** BEGIN **

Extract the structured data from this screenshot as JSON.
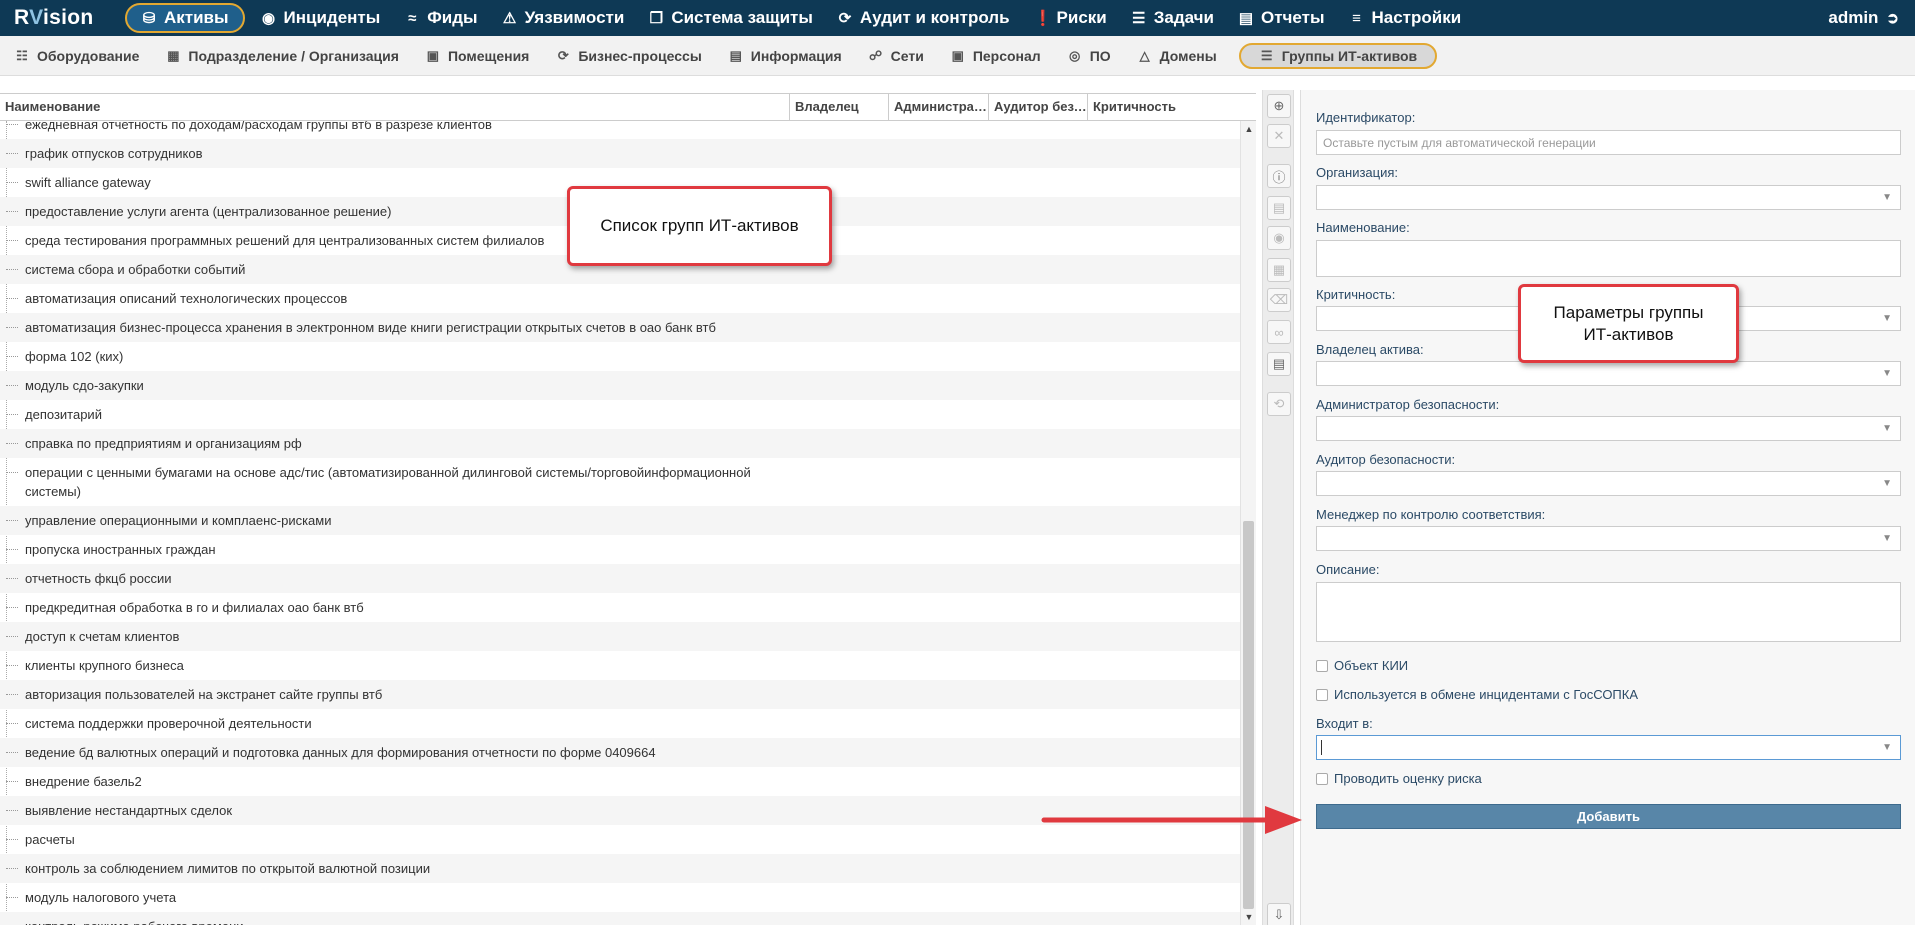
{
  "app": {
    "logo_r": "R",
    "logo_v": "V",
    "logo_rest": "ision"
  },
  "topnav": {
    "items": [
      {
        "label": "Активы",
        "icon": "database-icon"
      },
      {
        "label": "Инциденты",
        "icon": "target-icon"
      },
      {
        "label": "Фиды",
        "icon": "rss-icon"
      },
      {
        "label": "Уязвимости",
        "icon": "warning-icon"
      },
      {
        "label": "Система защиты",
        "icon": "windows-icon"
      },
      {
        "label": "Аудит и контроль",
        "icon": "cycle-icon"
      },
      {
        "label": "Риски",
        "icon": "exclamation-icon"
      },
      {
        "label": "Задачи",
        "icon": "list-icon"
      },
      {
        "label": "Отчеты",
        "icon": "report-icon"
      },
      {
        "label": "Настройки",
        "icon": "menu-icon"
      }
    ],
    "user": "admin"
  },
  "subnav": {
    "items": [
      {
        "label": "Оборудование"
      },
      {
        "label": "Подразделение / Организация"
      },
      {
        "label": "Помещения"
      },
      {
        "label": "Бизнес-процессы"
      },
      {
        "label": "Информация"
      },
      {
        "label": "Сети"
      },
      {
        "label": "Персонал"
      },
      {
        "label": "ПО"
      },
      {
        "label": "Домены"
      },
      {
        "label": "Группы ИТ-активов"
      }
    ]
  },
  "table": {
    "columns": [
      "Наименование",
      "Владелец",
      "Администратор безопасности",
      "Аудитор безопасности",
      "Критичность"
    ],
    "rows": [
      "ежедневная отчетность по доходам/расходам группы втб в разрезе клиентов",
      "график отпусков сотрудников",
      "swift alliance gateway",
      "предоставление услуги агента (централизованное решение)",
      "среда тестирования программных решений для централизованных систем филиалов",
      "система сбора и обработки событий",
      "автоматизация описаний технологических процессов",
      "автоматизация бизнес-процесса хранения в электронном виде книги регистрации открытых счетов в оао банк втб",
      "форма 102 (ких)",
      "модуль сдо-закупки",
      "депозитарий",
      "справка по предприятиям и организациям рф",
      "операции с ценными бумагами на основе адс/тис (автоматизированной дилинговой системы/торговойинформационной системы)",
      "управление операционными и комплаенс-рисками",
      "пропуска иностранных граждан",
      "отчетность фкцб россии",
      "предкредитная обработка в го и филиалах оао банк втб",
      "доступ к счетам клиентов",
      "клиенты крупного бизнеса",
      "авторизация пользователей на экстранет сайте группы втб",
      "система поддержки проверочной деятельности",
      "ведение бд валютных операций и подготовка данных для формирования отчетности по форме 0409664",
      "внедрение базель2",
      "выявление нестандартных сделок",
      "расчеты",
      "контроль за соблюдением лимитов по открытой валютной позиции",
      "модуль налогового учета",
      "контроль режима рабочего времени"
    ]
  },
  "form": {
    "id_label": "Идентификатор:",
    "id_placeholder": "Оставьте пустым для автоматической генерации",
    "org_label": "Организация:",
    "name_label": "Наименование:",
    "crit_label": "Критичность:",
    "owner_label": "Владелец актива:",
    "admin_label": "Администратор безопасности:",
    "auditor_label": "Аудитор безопасности:",
    "manager_label": "Менеджер по контролю соответствия:",
    "desc_label": "Описание:",
    "kii_label": "Объект КИИ",
    "gossopka_label": "Используется в обмене инцидентами с ГосСОПКА",
    "member_label": "Входит в:",
    "risk_label": "Проводить оценку риска",
    "add_button": "Добавить"
  },
  "annotations": {
    "list_callout": "Список групп ИТ-активов",
    "params_callout_1": "Параметры группы",
    "params_callout_2": "ИТ-активов"
  },
  "colors": {
    "topnav_bg": "#0e3955",
    "highlight": "#e2a831",
    "callout_border": "#e0393f",
    "add_button_bg": "#5886a8"
  }
}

** END **

_Problem details:_ Determine the number of lines containing "безопасности". Write only that number.

_Output for this exercise:_ 4